Problem description
Your task is to print the material below exactly as presented.

*** Entries supplied ***

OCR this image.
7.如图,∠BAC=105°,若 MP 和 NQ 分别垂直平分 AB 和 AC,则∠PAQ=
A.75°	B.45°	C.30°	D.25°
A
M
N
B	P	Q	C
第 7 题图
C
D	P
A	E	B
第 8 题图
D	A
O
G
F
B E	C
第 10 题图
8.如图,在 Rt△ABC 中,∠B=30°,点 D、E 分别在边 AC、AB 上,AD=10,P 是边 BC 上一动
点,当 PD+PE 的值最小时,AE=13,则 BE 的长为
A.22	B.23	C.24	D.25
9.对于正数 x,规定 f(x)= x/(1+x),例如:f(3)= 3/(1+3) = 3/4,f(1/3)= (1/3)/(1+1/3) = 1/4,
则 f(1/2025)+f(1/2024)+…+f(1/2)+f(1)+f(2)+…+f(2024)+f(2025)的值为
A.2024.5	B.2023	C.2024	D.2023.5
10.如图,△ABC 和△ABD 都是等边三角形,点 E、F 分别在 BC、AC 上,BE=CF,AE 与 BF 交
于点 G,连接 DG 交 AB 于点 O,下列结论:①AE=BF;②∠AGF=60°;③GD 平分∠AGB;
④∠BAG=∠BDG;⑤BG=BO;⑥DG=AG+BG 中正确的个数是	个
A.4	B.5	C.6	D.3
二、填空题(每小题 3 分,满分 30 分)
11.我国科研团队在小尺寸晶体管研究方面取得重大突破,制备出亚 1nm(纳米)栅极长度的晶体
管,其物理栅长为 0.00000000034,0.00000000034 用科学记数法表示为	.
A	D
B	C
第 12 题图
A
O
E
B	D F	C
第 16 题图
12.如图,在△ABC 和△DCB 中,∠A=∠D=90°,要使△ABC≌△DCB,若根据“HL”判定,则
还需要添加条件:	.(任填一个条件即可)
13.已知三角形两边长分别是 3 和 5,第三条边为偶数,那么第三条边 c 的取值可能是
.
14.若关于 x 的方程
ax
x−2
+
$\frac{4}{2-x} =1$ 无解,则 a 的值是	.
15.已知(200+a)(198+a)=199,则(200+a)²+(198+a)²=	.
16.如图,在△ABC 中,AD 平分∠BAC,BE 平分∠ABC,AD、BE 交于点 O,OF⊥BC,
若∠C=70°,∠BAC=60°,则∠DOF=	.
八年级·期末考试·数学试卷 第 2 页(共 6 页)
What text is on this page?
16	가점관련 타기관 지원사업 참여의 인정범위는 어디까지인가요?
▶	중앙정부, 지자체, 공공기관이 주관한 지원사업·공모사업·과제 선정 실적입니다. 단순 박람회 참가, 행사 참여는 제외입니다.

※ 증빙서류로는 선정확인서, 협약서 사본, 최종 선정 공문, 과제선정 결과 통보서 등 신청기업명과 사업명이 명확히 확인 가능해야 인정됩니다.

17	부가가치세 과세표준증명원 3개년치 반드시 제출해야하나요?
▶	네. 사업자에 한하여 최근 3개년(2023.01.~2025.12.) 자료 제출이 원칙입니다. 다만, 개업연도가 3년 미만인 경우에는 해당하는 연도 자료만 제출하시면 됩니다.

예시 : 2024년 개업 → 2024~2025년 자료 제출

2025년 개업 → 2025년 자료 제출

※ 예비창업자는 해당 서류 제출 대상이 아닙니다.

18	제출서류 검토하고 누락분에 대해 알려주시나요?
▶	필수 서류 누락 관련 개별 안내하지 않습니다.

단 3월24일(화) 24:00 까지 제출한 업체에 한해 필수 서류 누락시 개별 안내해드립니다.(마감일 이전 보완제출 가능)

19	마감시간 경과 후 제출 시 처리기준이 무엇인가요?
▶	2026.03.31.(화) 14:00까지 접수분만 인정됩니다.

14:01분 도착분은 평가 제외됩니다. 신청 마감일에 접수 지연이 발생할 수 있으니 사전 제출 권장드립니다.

***

Answer to the exercise
OCR this image.
7.如图,∠BAC=105°,若 MP 和 NQ 分别垂直平分 AB 和 AC,则∠PAQ=
A.75°	B.45°	C.30°	D.25°
A
M
N
B	P	Q	C
第 7 题图
C
D	P
A	E	B
第 8 题图
D	A
O
G
F
B E	C
第 10 题图
8.如图,在 Rt△ABC 中,∠B=30°,点 D、E 分别在边 AC、AB 上,AD=10,P 是边 BC 上一动
点,当 PD+PE 的值最小时,AE=13,则 BE 的长为
A.22	B.23	C.24	D.25
9.对于正数 x,规定 f(x)= x/(1+x),例如:f(3)= 3/(1+3) = 3/4,f(1/3)= (1/3)/(1+1/3) = 1/4,
则 f(1/2025)+f(1/2024)+…+f(1/2)+f(1)+f(2)+…+f(2024)+f(2025)的值为
A.2024.5	B.2023	C.2024	D.2023.5
10.如图,△ABC 和△ABD 都是等边三角形,点 E、F 分别在 BC、AC 上,BE=CF,AE 与 BF 交
于点 G,连接 DG 交 AB 于点 O,下列结论:①AE=BF;②∠AGF=60°;③GD 平分∠AGB;
④∠BAG=∠BDG;⑤BG=BO;⑥DG=AG+BG 中正确的个数是	个
A.4	B.5	C.6	D.3
二、填空题(每小题 3 分,满分 30 分)
11.我国科研团队在小尺寸晶体管研究方面取得重大突破,制备出亚 1nm(纳米)栅极长度的晶体
管,其物理栅长为 0.00000000034,0.00000000034 用科学记数法表示为	.
A	D
B	C
第 12 题图
A
O
E
B	D F	C
第 16 题图
12.如图,在△ABC 和△DCB 中,∠A=∠D=90°,要使△ABC≌△DCB,若根据“HL”判定,则
还需要添加条件:	.(任填一个条件即可)
13.已知三角形两边长分别是 3 和 5,第三条边为偶数,那么第三条边 c 的取值可能是
.
14.若关于 x 的方程
ax
x−2
+
$\frac{4}{2-x} =1$ 无解,则 a 的值是	.
15.已知(200+a)(198+a)=199,则(200+a)²+(198+a)²=	.
16.如图,在△ABC 中,AD 平分∠BAC,BE 平分∠ABC,AD、BE 交于点 O,OF⊥BC,
若∠C=70°,∠BAC=60°,则∠DOF=	.
八年级·期末考试·数学试卷 第 2 页(共 6 页)
What text is on this page?
16	가점관련 타기관 지원사업 참여의 인정범위는 어디까지인가요?
▶	중앙정부, 지자체, 공공기관이 주관한 지원사업·공모사업·과제 선정 실적입니다. 단순 박람회 참가, 행사 참여는 제외입니다.

※ 증빙서류로는 선정확인서, 협약서 사본, 최종 선정 공문, 과제선정 결과 통보서 등 신청기업명과 사업명이 명확히 확인 가능해야 인정됩니다.

17	부가가치세 과세표준증명원 3개년치 반드시 제출해야하나요?
▶	네. 사업자에 한하여 최근 3개년(2023.01.~2025.12.) 자료 제출이 원칙입니다. 다만, 개업연도가 3년 미만인 경우에는 해당하는 연도 자료만 제출하시면 됩니다.

예시 : 2024년 개업 → 2024~2025년 자료 제출

2025년 개업 → 2025년 자료 제출

※ 예비창업자는 해당 서류 제출 대상이 아닙니다.

18	제출서류 검토하고 누락분에 대해 알려주시나요?
▶	필수 서류 누락 관련 개별 안내하지 않습니다.

단 3월24일(화) 24:00 까지 제출한 업체에 한해 필수 서류 누락시 개별 안내해드립니다.(마감일 이전 보완제출 가능)

19	마감시간 경과 후 제출 시 처리기준이 무엇인가요?
▶	2026.03.31.(화) 14:00까지 접수분만 인정됩니다.

14:01분 도착분은 평가 제외됩니다. 신청 마감일에 접수 지연이 발생할 수 있으니 사전 제출 권장드립니다.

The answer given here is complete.